**** Records shown ****
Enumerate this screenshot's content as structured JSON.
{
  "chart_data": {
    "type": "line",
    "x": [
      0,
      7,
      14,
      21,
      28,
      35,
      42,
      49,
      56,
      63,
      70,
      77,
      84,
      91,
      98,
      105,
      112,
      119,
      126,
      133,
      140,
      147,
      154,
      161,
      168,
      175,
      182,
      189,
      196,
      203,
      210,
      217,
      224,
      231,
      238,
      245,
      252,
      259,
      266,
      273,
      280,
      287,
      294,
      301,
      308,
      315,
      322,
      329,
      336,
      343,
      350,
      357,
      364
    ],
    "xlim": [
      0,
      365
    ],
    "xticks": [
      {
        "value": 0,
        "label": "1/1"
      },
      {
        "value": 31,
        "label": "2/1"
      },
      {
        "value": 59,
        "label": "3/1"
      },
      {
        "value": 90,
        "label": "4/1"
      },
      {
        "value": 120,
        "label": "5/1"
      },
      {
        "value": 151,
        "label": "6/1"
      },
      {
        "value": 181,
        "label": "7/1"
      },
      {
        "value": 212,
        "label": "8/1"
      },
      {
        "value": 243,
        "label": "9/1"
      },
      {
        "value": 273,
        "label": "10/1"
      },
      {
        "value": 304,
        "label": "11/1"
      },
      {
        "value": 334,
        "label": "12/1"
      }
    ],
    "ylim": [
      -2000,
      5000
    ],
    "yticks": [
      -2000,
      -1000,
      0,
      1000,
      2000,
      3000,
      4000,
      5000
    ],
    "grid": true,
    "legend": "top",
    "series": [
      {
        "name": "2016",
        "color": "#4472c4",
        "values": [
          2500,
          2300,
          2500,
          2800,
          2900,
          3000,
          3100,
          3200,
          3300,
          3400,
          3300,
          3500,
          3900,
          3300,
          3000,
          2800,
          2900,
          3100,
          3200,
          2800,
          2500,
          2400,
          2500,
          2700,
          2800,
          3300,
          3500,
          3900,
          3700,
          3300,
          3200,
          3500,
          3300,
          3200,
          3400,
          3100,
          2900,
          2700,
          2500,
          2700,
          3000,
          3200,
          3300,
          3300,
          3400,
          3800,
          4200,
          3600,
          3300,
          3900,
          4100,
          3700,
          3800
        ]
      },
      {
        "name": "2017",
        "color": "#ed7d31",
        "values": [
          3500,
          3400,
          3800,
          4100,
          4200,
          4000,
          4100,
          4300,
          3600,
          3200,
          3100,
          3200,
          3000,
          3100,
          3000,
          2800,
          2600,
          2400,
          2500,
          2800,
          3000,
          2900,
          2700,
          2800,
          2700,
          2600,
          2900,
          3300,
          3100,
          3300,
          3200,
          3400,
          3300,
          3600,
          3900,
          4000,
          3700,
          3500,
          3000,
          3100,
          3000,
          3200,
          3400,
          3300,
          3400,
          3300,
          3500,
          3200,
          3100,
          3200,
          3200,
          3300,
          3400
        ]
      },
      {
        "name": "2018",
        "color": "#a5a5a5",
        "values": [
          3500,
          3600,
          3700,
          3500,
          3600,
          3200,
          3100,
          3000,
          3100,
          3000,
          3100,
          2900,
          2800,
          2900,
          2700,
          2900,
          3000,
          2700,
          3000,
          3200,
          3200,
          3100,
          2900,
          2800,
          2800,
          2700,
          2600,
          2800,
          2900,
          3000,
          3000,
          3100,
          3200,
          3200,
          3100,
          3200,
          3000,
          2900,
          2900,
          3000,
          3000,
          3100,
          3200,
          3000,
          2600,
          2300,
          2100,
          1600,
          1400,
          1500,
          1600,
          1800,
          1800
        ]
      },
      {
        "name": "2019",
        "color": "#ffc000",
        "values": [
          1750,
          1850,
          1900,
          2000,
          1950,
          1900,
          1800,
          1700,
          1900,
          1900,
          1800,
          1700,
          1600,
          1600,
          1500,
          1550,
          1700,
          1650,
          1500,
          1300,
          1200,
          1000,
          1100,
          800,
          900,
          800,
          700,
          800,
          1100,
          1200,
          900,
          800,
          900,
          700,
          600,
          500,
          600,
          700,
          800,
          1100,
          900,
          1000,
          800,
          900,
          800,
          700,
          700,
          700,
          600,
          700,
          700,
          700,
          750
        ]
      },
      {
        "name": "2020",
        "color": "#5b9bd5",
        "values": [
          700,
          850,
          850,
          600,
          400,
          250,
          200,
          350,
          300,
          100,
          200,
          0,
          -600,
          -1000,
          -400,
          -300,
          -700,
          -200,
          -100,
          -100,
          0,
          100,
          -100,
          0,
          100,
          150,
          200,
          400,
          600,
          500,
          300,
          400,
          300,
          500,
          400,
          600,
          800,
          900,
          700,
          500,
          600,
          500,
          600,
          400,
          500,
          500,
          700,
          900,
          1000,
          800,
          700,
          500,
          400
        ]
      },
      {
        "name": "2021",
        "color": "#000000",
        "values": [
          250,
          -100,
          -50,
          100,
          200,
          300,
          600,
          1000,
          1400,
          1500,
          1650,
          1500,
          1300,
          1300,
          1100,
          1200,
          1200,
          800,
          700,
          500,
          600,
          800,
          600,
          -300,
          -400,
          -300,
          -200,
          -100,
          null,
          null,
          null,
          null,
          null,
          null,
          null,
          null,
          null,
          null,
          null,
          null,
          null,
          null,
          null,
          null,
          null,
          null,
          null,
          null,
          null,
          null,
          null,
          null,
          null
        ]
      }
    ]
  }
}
****
* _Work required_:
Check each line of these records for the string "color" and state only how many lines have it.

* _Task solution_:
6